* Task description
Compute how many lines in the entries below contain "электронная", and output nothing but the number.

* Extracted entries
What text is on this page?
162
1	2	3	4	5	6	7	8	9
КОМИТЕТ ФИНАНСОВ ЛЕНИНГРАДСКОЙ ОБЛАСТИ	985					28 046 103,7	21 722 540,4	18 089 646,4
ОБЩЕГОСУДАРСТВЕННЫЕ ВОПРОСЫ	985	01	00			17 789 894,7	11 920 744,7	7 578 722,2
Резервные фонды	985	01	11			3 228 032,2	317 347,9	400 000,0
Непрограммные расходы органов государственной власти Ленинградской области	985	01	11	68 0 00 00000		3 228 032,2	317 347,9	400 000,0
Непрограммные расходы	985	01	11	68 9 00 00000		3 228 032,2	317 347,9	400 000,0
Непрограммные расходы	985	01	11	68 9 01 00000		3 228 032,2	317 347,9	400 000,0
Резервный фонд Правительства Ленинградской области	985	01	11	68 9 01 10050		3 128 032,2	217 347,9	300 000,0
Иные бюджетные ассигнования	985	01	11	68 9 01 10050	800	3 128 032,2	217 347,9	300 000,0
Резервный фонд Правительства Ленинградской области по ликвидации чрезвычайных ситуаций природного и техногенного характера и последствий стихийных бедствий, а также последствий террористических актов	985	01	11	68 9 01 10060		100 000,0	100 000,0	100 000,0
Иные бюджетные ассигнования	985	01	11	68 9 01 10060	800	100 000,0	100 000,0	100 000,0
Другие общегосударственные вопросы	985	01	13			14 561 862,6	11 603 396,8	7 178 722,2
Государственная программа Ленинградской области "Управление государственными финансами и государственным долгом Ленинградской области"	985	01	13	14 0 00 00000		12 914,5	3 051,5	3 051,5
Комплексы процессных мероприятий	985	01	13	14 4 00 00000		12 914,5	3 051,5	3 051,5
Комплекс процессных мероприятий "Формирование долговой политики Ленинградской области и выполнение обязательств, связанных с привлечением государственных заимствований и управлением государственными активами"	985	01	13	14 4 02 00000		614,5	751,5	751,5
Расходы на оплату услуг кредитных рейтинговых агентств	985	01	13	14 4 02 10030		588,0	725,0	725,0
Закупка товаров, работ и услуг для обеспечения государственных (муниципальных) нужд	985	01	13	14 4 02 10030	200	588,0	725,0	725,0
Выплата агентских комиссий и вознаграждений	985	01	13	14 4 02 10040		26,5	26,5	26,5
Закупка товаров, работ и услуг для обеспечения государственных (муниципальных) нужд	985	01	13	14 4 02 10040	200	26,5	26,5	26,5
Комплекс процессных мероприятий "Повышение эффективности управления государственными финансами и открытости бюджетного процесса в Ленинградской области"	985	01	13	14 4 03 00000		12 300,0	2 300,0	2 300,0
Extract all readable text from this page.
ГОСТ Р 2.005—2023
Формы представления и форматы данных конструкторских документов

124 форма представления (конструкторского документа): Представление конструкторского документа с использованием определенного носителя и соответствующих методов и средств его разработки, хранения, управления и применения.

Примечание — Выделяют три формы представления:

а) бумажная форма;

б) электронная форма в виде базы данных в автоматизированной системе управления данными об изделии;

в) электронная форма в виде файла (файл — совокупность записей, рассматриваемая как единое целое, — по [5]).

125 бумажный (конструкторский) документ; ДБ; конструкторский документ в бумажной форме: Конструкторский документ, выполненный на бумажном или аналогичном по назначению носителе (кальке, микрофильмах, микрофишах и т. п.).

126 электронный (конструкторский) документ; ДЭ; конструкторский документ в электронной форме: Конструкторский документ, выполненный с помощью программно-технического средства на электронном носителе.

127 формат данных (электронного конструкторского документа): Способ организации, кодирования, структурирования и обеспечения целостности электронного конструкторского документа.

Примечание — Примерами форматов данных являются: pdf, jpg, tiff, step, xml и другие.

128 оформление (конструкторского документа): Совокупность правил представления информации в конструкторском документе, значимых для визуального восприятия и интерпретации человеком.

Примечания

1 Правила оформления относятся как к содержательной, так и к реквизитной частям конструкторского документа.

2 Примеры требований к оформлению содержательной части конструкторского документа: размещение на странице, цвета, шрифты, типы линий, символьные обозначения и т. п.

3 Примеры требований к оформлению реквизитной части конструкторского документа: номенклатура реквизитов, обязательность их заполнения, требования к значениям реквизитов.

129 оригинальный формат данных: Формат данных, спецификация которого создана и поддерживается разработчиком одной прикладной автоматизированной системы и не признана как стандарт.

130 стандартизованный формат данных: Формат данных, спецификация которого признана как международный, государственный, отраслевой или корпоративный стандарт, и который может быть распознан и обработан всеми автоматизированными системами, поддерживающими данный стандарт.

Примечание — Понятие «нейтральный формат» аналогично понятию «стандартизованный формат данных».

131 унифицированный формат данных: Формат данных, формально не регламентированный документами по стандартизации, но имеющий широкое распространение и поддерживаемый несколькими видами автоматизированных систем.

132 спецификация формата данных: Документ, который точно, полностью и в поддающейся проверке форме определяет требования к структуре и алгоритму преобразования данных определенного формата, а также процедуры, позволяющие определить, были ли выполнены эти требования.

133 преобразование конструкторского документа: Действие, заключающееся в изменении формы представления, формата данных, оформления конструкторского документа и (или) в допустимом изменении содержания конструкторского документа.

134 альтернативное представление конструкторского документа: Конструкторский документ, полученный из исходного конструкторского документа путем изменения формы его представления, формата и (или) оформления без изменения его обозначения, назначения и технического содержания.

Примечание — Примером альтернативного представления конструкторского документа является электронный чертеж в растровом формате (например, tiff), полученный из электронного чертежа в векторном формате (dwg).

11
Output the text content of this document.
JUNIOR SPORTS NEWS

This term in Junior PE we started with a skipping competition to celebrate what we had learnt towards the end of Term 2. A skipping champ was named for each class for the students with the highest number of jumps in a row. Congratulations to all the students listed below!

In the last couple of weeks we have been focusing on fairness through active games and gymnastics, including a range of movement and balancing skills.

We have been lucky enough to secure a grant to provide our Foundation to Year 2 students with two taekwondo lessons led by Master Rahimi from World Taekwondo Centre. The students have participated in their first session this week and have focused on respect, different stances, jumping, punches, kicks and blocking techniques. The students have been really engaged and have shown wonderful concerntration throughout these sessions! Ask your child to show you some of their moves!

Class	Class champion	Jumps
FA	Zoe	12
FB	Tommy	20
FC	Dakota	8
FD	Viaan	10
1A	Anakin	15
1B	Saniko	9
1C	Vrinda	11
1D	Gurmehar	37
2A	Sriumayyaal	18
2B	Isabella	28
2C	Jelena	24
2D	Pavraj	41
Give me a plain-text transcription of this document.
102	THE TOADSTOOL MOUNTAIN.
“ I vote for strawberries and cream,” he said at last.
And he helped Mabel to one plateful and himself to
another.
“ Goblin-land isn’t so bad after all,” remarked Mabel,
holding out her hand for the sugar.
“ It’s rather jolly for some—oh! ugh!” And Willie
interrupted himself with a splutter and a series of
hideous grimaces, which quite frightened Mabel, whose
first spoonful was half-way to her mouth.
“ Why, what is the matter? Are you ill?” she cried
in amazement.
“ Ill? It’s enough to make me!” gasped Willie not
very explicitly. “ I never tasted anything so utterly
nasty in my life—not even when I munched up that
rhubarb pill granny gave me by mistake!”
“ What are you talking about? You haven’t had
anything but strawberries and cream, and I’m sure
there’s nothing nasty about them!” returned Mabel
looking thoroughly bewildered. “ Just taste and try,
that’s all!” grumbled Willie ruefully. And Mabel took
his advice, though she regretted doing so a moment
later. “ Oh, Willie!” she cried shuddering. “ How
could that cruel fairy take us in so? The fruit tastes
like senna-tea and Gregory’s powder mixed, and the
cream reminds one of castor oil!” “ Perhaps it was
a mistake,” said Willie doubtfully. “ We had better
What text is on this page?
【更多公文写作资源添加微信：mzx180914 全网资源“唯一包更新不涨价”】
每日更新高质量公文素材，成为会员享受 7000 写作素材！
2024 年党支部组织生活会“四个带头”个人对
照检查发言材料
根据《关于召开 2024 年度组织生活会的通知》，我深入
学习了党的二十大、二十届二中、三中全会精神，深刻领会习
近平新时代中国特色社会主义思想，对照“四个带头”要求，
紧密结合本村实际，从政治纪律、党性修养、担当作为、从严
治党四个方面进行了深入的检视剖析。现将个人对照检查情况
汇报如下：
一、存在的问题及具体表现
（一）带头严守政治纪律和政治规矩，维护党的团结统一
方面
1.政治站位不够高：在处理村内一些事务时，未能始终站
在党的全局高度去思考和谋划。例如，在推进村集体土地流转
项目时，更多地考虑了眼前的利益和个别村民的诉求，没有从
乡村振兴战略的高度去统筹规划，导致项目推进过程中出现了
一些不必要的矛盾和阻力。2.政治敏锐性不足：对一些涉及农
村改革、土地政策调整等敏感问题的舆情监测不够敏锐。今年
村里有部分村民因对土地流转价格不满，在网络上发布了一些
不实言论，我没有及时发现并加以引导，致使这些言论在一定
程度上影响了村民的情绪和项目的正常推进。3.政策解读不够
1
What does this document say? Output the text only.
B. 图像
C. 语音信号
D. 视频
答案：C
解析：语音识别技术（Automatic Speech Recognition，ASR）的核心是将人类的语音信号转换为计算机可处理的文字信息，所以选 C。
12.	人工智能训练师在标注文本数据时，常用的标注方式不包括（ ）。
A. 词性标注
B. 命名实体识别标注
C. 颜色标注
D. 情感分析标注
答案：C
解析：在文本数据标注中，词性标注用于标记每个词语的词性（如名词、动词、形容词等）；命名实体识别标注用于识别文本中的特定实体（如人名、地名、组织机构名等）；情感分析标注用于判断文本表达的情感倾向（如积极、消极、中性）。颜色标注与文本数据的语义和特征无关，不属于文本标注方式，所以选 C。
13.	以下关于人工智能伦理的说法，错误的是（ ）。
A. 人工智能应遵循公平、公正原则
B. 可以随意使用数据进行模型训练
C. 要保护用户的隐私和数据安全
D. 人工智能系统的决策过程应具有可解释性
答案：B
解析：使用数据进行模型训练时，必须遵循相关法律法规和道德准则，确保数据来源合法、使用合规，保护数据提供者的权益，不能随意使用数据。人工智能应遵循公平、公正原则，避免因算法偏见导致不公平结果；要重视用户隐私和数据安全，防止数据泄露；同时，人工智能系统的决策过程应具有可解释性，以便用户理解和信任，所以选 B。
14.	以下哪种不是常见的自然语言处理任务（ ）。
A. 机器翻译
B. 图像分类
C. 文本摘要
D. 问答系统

* Finished task
2